** start Input rows **

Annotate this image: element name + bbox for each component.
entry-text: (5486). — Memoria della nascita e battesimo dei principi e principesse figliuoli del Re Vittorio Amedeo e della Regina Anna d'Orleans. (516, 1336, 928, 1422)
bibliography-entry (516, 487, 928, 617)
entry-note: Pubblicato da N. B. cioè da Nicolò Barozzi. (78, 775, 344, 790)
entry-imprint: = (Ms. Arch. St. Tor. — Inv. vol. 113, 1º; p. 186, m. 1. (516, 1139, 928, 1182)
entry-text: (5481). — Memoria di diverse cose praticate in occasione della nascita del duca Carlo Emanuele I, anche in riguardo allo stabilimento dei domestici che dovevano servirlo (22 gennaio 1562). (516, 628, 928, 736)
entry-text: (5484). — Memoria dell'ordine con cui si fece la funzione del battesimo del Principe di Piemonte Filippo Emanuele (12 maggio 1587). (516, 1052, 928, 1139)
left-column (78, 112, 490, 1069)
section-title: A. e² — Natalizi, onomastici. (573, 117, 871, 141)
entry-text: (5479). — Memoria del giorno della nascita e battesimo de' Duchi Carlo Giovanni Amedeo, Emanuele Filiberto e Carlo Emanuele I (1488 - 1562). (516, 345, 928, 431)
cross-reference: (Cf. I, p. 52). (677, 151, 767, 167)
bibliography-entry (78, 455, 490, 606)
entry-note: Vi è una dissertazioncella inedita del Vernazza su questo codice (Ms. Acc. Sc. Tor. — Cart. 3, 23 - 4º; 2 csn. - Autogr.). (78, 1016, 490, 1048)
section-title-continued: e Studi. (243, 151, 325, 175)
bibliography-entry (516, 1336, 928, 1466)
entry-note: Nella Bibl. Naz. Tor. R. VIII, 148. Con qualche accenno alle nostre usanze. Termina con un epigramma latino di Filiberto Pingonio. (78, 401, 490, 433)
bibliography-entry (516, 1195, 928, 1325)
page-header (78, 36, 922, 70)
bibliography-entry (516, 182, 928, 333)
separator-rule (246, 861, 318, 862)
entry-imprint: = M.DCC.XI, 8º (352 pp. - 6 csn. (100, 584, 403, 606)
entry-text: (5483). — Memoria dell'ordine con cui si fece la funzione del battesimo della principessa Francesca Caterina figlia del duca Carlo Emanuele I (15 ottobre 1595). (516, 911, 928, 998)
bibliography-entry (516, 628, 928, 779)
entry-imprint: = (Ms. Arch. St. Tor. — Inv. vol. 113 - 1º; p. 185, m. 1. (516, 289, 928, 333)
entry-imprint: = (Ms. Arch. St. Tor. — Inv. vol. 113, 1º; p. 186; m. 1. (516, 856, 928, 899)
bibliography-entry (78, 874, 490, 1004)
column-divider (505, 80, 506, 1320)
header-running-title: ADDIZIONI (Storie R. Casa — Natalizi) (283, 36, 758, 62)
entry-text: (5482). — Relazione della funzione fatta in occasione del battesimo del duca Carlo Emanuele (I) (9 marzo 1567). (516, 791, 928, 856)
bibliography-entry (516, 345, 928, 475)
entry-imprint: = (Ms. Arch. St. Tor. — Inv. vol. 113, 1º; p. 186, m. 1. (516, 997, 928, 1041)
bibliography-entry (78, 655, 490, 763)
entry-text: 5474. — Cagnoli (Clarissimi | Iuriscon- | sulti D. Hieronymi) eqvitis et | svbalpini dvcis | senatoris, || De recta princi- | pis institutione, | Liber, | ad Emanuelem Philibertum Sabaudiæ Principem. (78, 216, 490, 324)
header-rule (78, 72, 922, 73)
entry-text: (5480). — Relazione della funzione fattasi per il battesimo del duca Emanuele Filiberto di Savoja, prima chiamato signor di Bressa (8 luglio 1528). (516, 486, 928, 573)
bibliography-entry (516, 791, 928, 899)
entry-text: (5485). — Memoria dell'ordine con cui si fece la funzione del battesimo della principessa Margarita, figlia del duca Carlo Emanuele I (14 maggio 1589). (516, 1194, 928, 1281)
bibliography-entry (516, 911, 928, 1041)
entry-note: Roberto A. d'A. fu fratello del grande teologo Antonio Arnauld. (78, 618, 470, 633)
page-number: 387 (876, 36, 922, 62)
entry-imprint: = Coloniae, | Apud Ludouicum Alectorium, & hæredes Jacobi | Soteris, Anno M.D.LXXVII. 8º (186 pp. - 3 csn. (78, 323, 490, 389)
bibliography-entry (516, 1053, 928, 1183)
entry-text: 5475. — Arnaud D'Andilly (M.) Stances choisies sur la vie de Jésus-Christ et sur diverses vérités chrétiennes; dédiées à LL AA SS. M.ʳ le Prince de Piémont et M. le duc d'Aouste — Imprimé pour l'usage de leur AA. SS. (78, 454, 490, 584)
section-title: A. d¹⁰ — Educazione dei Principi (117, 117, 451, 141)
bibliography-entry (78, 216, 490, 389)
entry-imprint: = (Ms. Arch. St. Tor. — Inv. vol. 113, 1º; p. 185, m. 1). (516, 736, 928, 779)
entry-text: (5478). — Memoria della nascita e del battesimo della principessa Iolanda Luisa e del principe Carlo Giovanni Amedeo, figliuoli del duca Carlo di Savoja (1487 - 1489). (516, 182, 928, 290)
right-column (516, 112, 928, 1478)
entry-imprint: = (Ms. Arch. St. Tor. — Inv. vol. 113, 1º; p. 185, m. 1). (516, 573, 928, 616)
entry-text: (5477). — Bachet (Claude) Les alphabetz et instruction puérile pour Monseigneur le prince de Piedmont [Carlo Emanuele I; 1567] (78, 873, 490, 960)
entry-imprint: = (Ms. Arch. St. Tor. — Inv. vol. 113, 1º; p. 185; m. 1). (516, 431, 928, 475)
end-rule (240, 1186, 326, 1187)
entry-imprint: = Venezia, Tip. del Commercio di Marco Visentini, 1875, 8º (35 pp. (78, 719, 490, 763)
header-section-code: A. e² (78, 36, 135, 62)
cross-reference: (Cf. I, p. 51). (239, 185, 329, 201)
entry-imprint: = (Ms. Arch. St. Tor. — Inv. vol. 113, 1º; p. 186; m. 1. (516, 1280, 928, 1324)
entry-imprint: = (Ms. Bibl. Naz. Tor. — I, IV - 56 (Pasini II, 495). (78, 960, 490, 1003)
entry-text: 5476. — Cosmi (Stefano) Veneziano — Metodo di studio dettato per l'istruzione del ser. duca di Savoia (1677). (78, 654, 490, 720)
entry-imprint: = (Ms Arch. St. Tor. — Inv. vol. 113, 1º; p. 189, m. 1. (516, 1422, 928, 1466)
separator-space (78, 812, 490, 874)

** end Input rows **

Rewrite all of the data above, substituting "entry-body" for every occurrence of "entry-text" and leaving everything else unchanged.

● Answer for the task:
Annotate this image: element name + bbox for each component.
entry-body: (5486). — Memoria della nascita e battesimo dei principi e principesse figliuoli del Re Vittorio Amedeo e della Regina Anna d'Orleans. (516, 1336, 928, 1422)
bibliography-entry (516, 487, 928, 617)
entry-note: Pubblicato da N. B. cioè da Nicolò Barozzi. (78, 775, 344, 790)
entry-imprint: = (Ms. Arch. St. Tor. — Inv. vol. 113, 1º; p. 186, m. 1. (516, 1139, 928, 1182)
entry-body: (5481). — Memoria di diverse cose praticate in occasione della nascita del duca Carlo Emanuele I, anche in riguardo allo stabilimento dei domestici che dovevano servirlo (22 gennaio 1562). (516, 628, 928, 736)
entry-body: (5484). — Memoria dell'ordine con cui si fece la funzione del battesimo del Principe di Piemonte Filippo Emanuele (12 maggio 1587). (516, 1052, 928, 1139)
left-column (78, 112, 490, 1069)
section-title: A. e² — Natalizi, onomastici. (573, 117, 871, 141)
entry-body: (5479). — Memoria del giorno della nascita e battesimo de' Duchi Carlo Giovanni Amedeo, Emanuele Filiberto e Carlo Emanuele I (1488 - 1562). (516, 345, 928, 431)
cross-reference: (Cf. I, p. 52). (677, 151, 767, 167)
bibliography-entry (78, 455, 490, 606)
entry-note: Vi è una dissertazioncella inedita del Vernazza su questo codice (Ms. Acc. Sc. Tor. — Cart. 3, 23 - 4º; 2 csn. - Autogr.). (78, 1016, 490, 1048)
section-title-continued: e Studi. (243, 151, 325, 175)
bibliography-entry (516, 1336, 928, 1466)
entry-note: Nella Bibl. Naz. Tor. R. VIII, 148. Con qualche accenno alle nostre usanze. Termina con un epigramma latino di Filiberto Pingonio. (78, 401, 490, 433)
bibliography-entry (516, 1195, 928, 1325)
page-header (78, 36, 922, 70)
bibliography-entry (516, 182, 928, 333)
separator-rule (246, 861, 318, 862)
entry-imprint: = M.DCC.XI, 8º (352 pp. - 6 csn. (100, 584, 403, 606)
entry-body: (5483). — Memoria dell'ordine con cui si fece la funzione del battesimo della principessa Francesca Caterina figlia del duca Carlo Emanuele I (15 ottobre 1595). (516, 911, 928, 998)
bibliography-entry (516, 628, 928, 779)
entry-imprint: = (Ms. Arch. St. Tor. — Inv. vol. 113 - 1º; p. 185, m. 1. (516, 289, 928, 333)
entry-imprint: = (Ms. Arch. St. Tor. — Inv. vol. 113, 1º; p. 186; m. 1. (516, 856, 928, 899)
bibliography-entry (78, 874, 490, 1004)
column-divider (505, 80, 506, 1320)
header-running-title: ADDIZIONI (Storie R. Casa — Natalizi) (283, 36, 758, 62)
entry-body: (5482). — Relazione della funzione fatta in occasione del battesimo del duca Carlo Emanuele (I) (9 marzo 1567). (516, 791, 928, 856)
bibliography-entry (516, 345, 928, 475)
entry-imprint: = (Ms. Arch. St. Tor. — Inv. vol. 113, 1º; p. 186, m. 1. (516, 997, 928, 1041)
bibliography-entry (78, 655, 490, 763)
entry-body: 5474. — Cagnoli (Clarissimi | Iuriscon- | sulti D. Hieronymi) eqvitis et | svbalpini dvcis | senatoris, || De recta princi- | pis institutione, | Liber, | ad Emanuelem Philibertum Sabaudiæ Principem. (78, 216, 490, 324)
header-rule (78, 72, 922, 73)
entry-body: (5480). — Relazione della funzione fattasi per il battesimo del duca Emanuele Filiberto di Savoja, prima chiamato signor di Bressa (8 luglio 1528). (516, 486, 928, 573)
bibliography-entry (516, 791, 928, 899)
entry-body: (5485). — Memoria dell'ordine con cui si fece la funzione del battesimo della principessa Margarita, figlia del duca Carlo Emanuele I (14 maggio 1589). (516, 1194, 928, 1281)
bibliography-entry (516, 911, 928, 1041)
entry-note: Roberto A. d'A. fu fratello del grande teologo Antonio Arnauld. (78, 618, 470, 633)
page-number: 387 (876, 36, 922, 62)
entry-imprint: = Coloniae, | Apud Ludouicum Alectorium, & hæredes Jacobi | Soteris, Anno M.D.LXXVII. 8º (186 pp. - 3 csn. (78, 323, 490, 389)
bibliography-entry (516, 1053, 928, 1183)
entry-body: 5475. — Arnaud D'Andilly (M.) Stances choisies sur la vie de Jésus-Christ et sur diverses vérités chrétiennes; dédiées à LL AA SS. M.ʳ le Prince de Piémont et M. le duc d'Aouste — Imprimé pour l'usage de leur AA. SS. (78, 454, 490, 584)
section-title: A. d¹⁰ — Educazione dei Principi (117, 117, 451, 141)
bibliography-entry (78, 216, 490, 389)
entry-imprint: = (Ms. Arch. St. Tor. — Inv. vol. 113, 1º; p. 185, m. 1). (516, 736, 928, 779)
entry-body: (5478). — Memoria della nascita e del battesimo della principessa Iolanda Luisa e del principe Carlo Giovanni Amedeo, figliuoli del duca Carlo di Savoja (1487 - 1489). (516, 182, 928, 290)
right-column (516, 112, 928, 1478)
entry-imprint: = (Ms. Arch. St. Tor. — Inv. vol. 113, 1º; p. 185, m. 1). (516, 573, 928, 616)
entry-body: (5477). — Bachet (Claude) Les alphabetz et instruction puérile pour Monseigneur le prince de Piedmont [Carlo Emanuele I; 1567] (78, 873, 490, 960)
entry-imprint: = (Ms. Arch. St. Tor. — Inv. vol. 113, 1º; p. 185; m. 1). (516, 431, 928, 475)
end-rule (240, 1186, 326, 1187)
entry-imprint: = Venezia, Tip. del Commercio di Marco Visentini, 1875, 8º (35 pp. (78, 719, 490, 763)
header-section-code: A. e² (78, 36, 135, 62)
cross-reference: (Cf. I, p. 51). (239, 185, 329, 201)
entry-imprint: = (Ms. Arch. St. Tor. — Inv. vol. 113, 1º; p. 186; m. 1. (516, 1280, 928, 1324)
entry-imprint: = (Ms. Bibl. Naz. Tor. — I, IV - 56 (Pasini II, 495). (78, 960, 490, 1003)
entry-body: 5476. — Cosmi (Stefano) Veneziano — Metodo di studio dettato per l'istruzione del ser. duca di Savoia (1677). (78, 654, 490, 720)
entry-imprint: = (Ms Arch. St. Tor. — Inv. vol. 113, 1º; p. 189, m. 1. (516, 1422, 928, 1466)
separator-space (78, 812, 490, 874)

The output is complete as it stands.